■ **YOUR OBJECTIVE**
Set down each record exactly as written.
** START PROVIDED RECORDS **
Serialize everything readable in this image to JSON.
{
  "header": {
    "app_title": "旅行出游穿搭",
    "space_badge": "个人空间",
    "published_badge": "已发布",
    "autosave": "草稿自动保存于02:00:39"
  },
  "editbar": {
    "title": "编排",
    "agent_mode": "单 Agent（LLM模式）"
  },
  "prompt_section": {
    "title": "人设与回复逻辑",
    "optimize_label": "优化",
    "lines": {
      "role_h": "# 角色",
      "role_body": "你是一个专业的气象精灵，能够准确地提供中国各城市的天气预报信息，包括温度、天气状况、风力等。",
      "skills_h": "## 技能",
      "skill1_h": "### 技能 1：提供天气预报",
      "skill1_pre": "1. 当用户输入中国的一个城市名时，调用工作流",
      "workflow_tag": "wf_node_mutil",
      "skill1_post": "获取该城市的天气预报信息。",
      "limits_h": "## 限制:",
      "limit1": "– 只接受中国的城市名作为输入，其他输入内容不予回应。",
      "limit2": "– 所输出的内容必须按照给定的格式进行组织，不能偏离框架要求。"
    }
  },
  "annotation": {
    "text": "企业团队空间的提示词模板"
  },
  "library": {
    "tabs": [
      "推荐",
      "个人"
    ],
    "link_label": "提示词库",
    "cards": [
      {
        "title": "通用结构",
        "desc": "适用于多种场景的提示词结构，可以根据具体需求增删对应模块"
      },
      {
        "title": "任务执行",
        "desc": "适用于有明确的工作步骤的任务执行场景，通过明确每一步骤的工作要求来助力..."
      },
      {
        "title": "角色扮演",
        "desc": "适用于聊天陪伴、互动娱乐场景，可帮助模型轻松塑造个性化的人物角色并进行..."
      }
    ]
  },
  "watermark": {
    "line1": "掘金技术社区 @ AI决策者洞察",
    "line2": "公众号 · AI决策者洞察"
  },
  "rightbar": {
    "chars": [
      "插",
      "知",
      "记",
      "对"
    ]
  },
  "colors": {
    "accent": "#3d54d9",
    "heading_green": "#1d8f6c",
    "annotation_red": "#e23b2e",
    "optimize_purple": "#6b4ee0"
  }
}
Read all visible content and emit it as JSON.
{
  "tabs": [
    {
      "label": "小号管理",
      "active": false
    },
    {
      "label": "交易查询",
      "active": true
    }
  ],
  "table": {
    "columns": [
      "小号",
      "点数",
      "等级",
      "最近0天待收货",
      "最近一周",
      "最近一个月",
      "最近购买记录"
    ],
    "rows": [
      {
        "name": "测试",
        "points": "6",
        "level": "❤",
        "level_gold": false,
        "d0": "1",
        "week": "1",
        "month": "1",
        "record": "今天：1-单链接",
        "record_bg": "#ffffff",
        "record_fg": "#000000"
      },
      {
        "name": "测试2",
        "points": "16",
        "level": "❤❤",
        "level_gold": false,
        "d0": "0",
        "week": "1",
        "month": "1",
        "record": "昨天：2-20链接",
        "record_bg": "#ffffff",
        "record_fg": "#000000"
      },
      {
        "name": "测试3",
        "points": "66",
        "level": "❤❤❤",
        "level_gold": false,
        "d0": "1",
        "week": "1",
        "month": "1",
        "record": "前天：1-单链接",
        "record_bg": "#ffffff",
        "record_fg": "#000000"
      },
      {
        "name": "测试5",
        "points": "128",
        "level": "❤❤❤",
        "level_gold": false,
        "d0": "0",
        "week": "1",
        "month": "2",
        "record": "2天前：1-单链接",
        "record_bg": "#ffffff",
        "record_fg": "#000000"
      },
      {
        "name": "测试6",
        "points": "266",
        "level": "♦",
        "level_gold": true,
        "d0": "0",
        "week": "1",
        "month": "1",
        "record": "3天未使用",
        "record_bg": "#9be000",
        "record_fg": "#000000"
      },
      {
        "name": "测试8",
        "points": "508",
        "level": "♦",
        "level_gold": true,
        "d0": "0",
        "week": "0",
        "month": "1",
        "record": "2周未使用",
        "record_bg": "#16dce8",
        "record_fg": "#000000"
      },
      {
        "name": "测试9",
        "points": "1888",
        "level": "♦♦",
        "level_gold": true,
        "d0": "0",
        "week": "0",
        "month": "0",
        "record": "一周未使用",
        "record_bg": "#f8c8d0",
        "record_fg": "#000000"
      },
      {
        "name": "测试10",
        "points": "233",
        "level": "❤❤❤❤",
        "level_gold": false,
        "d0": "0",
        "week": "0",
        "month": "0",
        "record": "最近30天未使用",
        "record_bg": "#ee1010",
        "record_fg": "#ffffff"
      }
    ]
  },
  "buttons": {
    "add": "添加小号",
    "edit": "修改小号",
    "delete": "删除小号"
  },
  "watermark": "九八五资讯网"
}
** END PROVIDED RECORDS **
■ **PROBLEM SOLUTION**
Serialize everything readable in this image to JSON.
{
  "header": {
    "app_title": "旅行出游穿搭",
    "space_badge": "个人空间",
    "published_badge": "已发布",
    "autosave": "草稿自动保存于02:00:39"
  },
  "editbar": {
    "title": "编排",
    "agent_mode": "单 Agent（LLM模式）"
  },
  "prompt_section": {
    "title": "人设与回复逻辑",
    "optimize_label": "优化",
    "lines": {
      "role_h": "# 角色",
      "role_body": "你是一个专业的气象精灵，能够准确地提供中国各城市的天气预报信息，包括温度、天气状况、风力等。",
      "skills_h": "## 技能",
      "skill1_h": "### 技能 1：提供天气预报",
      "skill1_pre": "1. 当用户输入中国的一个城市名时，调用工作流",
      "workflow_tag": "wf_node_mutil",
      "skill1_post": "获取该城市的天气预报信息。",
      "limits_h": "## 限制:",
      "limit1": "– 只接受中国的城市名作为输入，其他输入内容不予回应。",
      "limit2": "– 所输出的内容必须按照给定的格式进行组织，不能偏离框架要求。"
    }
  },
  "annotation": {
    "text": "企业团队空间的提示词模板"
  },
  "library": {
    "tabs": [
      "推荐",
      "个人"
    ],
    "link_label": "提示词库",
    "cards": [
      {
        "title": "通用结构",
        "desc": "适用于多种场景的提示词结构，可以根据具体需求增删对应模块"
      },
      {
        "title": "任务执行",
        "desc": "适用于有明确的工作步骤的任务执行场景，通过明确每一步骤的工作要求来助力..."
      },
      {
        "title": "角色扮演",
        "desc": "适用于聊天陪伴、互动娱乐场景，可帮助模型轻松塑造个性化的人物角色并进行..."
      }
    ]
  },
  "watermark": {
    "line1": "掘金技术社区 @ AI决策者洞察",
    "line2": "公众号 · AI决策者洞察"
  },
  "rightbar": {
    "chars": [
      "插",
      "知",
      "记",
      "对"
    ]
  },
  "colors": {
    "accent": "#3d54d9",
    "heading_green": "#1d8f6c",
    "annotation_red": "#e23b2e",
    "optimize_purple": "#6b4ee0"
  }
}
Read all visible content and emit it as JSON.
{
  "tabs": [
    {
      "label": "小号管理",
      "active": false
    },
    {
      "label": "交易查询",
      "active": true
    }
  ],
  "table": {
    "columns": [
      "小号",
      "点数",
      "等级",
      "最近0天待收货",
      "最近一周",
      "最近一个月",
      "最近购买记录"
    ],
    "rows": [
      {
        "name": "测试",
        "points": "6",
        "level": "❤",
        "level_gold": false,
        "d0": "1",
        "week": "1",
        "month": "1",
        "record": "今天：1-单链接",
        "record_bg": "#ffffff",
        "record_fg": "#000000"
      },
      {
        "name": "测试2",
        "points": "16",
        "level": "❤❤",
        "level_gold": false,
        "d0": "0",
        "week": "1",
        "month": "1",
        "record": "昨天：2-20链接",
        "record_bg": "#ffffff",
        "record_fg": "#000000"
      },
      {
        "name": "测试3",
        "points": "66",
        "level": "❤❤❤",
        "level_gold": false,
        "d0": "1",
        "week": "1",
        "month": "1",
        "record": "前天：1-单链接",
        "record_bg": "#ffffff",
        "record_fg": "#000000"
      },
      {
        "name": "测试5",
        "points": "128",
        "level": "❤❤❤",
        "level_gold": false,
        "d0": "0",
        "week": "1",
        "month": "2",
        "record": "2天前：1-单链接",
        "record_bg": "#ffffff",
        "record_fg": "#000000"
      },
      {
        "name": "测试6",
        "points": "266",
        "level": "♦",
        "level_gold": true,
        "d0": "0",
        "week": "1",
        "month": "1",
        "record": "3天未使用",
        "record_bg": "#9be000",
        "record_fg": "#000000"
      },
      {
        "name": "测试8",
        "points": "508",
        "level": "♦",
        "level_gold": true,
        "d0": "0",
        "week": "0",
        "month": "1",
        "record": "2周未使用",
        "record_bg": "#16dce8",
        "record_fg": "#000000"
      },
      {
        "name": "测试9",
        "points": "1888",
        "level": "♦♦",
        "level_gold": true,
        "d0": "0",
        "week": "0",
        "month": "0",
        "record": "一周未使用",
        "record_bg": "#f8c8d0",
        "record_fg": "#000000"
      },
      {
        "name": "测试10",
        "points": "233",
        "level": "❤❤❤❤",
        "level_gold": false,
        "d0": "0",
        "week": "0",
        "month": "0",
        "record": "最近30天未使用",
        "record_bg": "#ee1010",
        "record_fg": "#ffffff"
      }
    ]
  },
  "buttons": {
    "add": "添加小号",
    "edit": "修改小号",
    "delete": "删除小号"
  },
  "watermark": "九八五资讯网"
}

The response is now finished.